◆ **PROBLEM DETAILS**: Look through the material below. Copy every line with the string "Minutes" in it.

** Start of DATASET ENTRIES **

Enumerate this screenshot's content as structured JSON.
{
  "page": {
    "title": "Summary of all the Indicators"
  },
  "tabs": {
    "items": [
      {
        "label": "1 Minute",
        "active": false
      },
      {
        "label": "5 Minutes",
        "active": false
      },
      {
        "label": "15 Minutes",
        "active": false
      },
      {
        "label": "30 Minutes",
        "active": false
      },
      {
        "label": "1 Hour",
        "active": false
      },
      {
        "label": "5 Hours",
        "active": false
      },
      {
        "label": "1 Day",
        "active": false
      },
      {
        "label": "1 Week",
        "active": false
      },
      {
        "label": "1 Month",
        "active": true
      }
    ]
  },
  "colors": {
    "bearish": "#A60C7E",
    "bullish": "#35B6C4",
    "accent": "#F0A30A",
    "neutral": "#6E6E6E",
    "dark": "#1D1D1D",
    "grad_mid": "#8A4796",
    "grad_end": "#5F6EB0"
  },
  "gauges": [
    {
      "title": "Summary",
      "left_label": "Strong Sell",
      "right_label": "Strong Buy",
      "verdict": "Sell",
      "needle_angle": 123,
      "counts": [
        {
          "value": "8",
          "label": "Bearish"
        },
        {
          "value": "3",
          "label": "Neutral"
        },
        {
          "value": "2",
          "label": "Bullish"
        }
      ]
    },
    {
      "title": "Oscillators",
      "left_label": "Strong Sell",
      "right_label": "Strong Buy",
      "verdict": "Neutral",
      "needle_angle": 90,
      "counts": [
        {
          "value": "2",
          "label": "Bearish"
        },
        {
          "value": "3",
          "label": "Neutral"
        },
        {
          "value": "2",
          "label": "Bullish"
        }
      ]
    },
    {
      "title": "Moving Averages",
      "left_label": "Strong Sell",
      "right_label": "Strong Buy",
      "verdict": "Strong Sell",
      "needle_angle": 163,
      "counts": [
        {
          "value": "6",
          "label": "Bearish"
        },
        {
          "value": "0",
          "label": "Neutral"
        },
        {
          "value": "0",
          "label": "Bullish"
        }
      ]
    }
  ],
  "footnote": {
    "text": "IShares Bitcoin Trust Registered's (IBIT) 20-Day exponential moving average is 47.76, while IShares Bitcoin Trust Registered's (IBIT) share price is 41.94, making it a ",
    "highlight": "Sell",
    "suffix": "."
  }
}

** End of DATASET ENTRIES **

◆ **EXERCISE ANSWER**:
        "label": "5 Minutes",
        "label": "15 Minutes",
        "label": "30 Minutes",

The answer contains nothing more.